## PROBLEM TO WORK ON
Each line of the material below that holds the word "Zonal" needs to be copied.

## RECORDED INFORMATION
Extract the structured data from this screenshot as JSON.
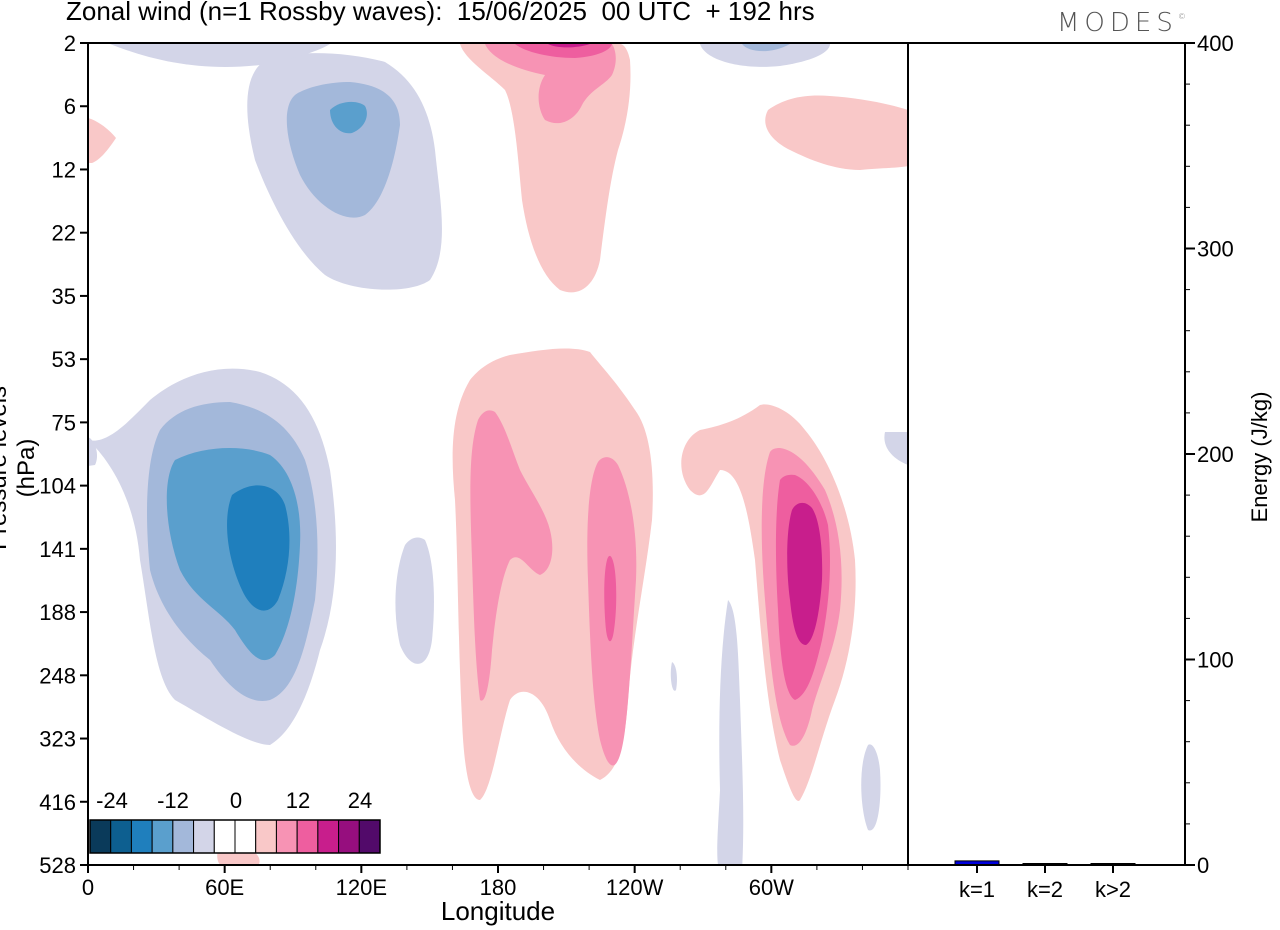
{
  "header": {
    "title": "Zonal wind (n=1 Rossby waves):  15/06/2025  00 UTC  + 192 hrs",
    "logo": "MODES"
  },
  "chart_data": [
    {
      "type": "heatmap",
      "title": "Zonal wind (n=1 Rossby waves):  15/06/2025  00 UTC  + 192 hrs",
      "xlabel": "Longitude",
      "ylabel": "Pressure levels (hPa)",
      "x_ticks": [
        "0",
        "60E",
        "120E",
        "180",
        "120W",
        "60W"
      ],
      "y_ticks": [
        "2",
        "6",
        "12",
        "22",
        "35",
        "53",
        "75",
        "104",
        "141",
        "188",
        "248",
        "323",
        "416",
        "528"
      ],
      "colorbar": {
        "tick_labels": [
          "-24",
          "-12",
          "0",
          "12",
          "24"
        ],
        "levels": [
          -30,
          -27,
          -24,
          -21,
          -18,
          -15,
          -12,
          -9,
          -6,
          -3,
          0,
          3,
          6,
          9,
          12,
          15,
          18,
          21,
          24,
          27,
          30
        ],
        "colors": [
          "#0a3a5a",
          "#0d5f90",
          "#1f7fbd",
          "#5a9fcd",
          "#a3b8da",
          "#d3d5e8",
          "#ffffff",
          "#ffffff",
          "#f9c8c8",
          "#f793b4",
          "#ee5e9f",
          "#c81e8c",
          "#960e7e",
          "#520a6a"
        ]
      },
      "features": [
        {
          "type": "negative",
          "lon_range": [
            "20E",
            "110E"
          ],
          "pressure_range": [
            75,
            323
          ],
          "min": -21
        },
        {
          "type": "negative",
          "lon_range": [
            "70E",
            "155E"
          ],
          "pressure_range": [
            2,
            35
          ],
          "min": -15
        },
        {
          "type": "positive",
          "lon_range": [
            "165E",
            "130W"
          ],
          "pressure_range": [
            53,
            416
          ],
          "max": 15
        },
        {
          "type": "positive",
          "lon_range": [
            "170W",
            "125W"
          ],
          "pressure_range": [
            2,
            35
          ],
          "max": 15
        },
        {
          "type": "positive",
          "lon_range": [
            "85W",
            "30W"
          ],
          "pressure_range": [
            75,
            416
          ],
          "max": 21
        }
      ]
    },
    {
      "type": "bar",
      "categories": [
        "k=1",
        "k=2",
        "k>2"
      ],
      "values": [
        2,
        0.5,
        0.5
      ],
      "colors": [
        "#0000dd",
        "#1a1a1a",
        "#1a1a1a"
      ],
      "ylabel": "Energy (J/kg)",
      "ylim": [
        0,
        400
      ],
      "y_ticks": [
        "0",
        "100",
        "200",
        "300",
        "400"
      ]
    }
  ]
}
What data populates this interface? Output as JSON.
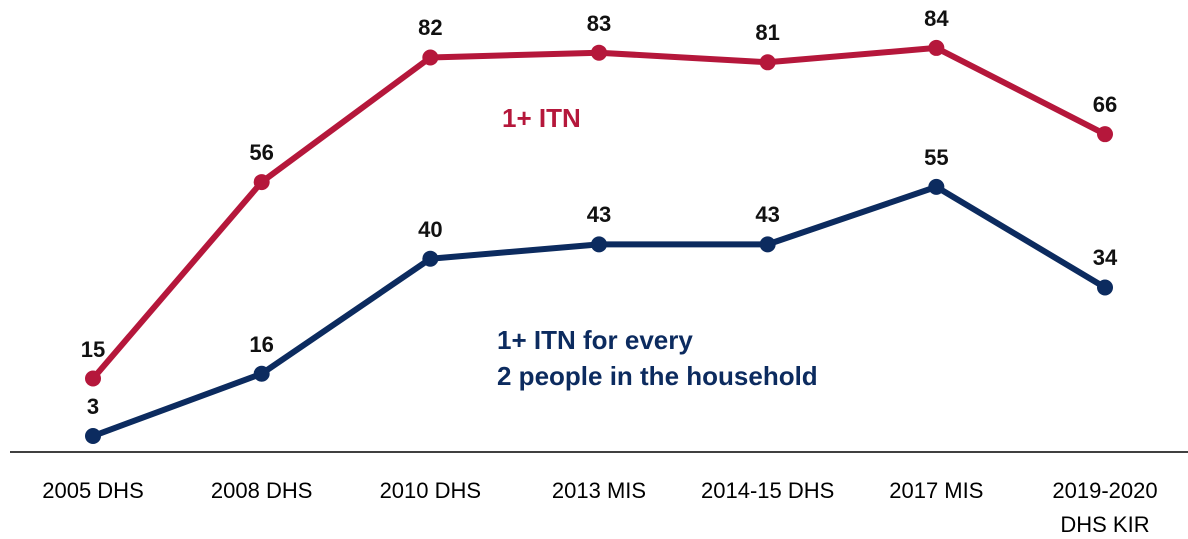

## ANSWER
    "title": "Zonal wind (n=1 Rossby waves):  15/06/2025  00 UTC  + 192 hrs",
      "title": "Zonal wind (n=1 Rossby waves):  15/06/2025  00 UTC  + 192 hrs",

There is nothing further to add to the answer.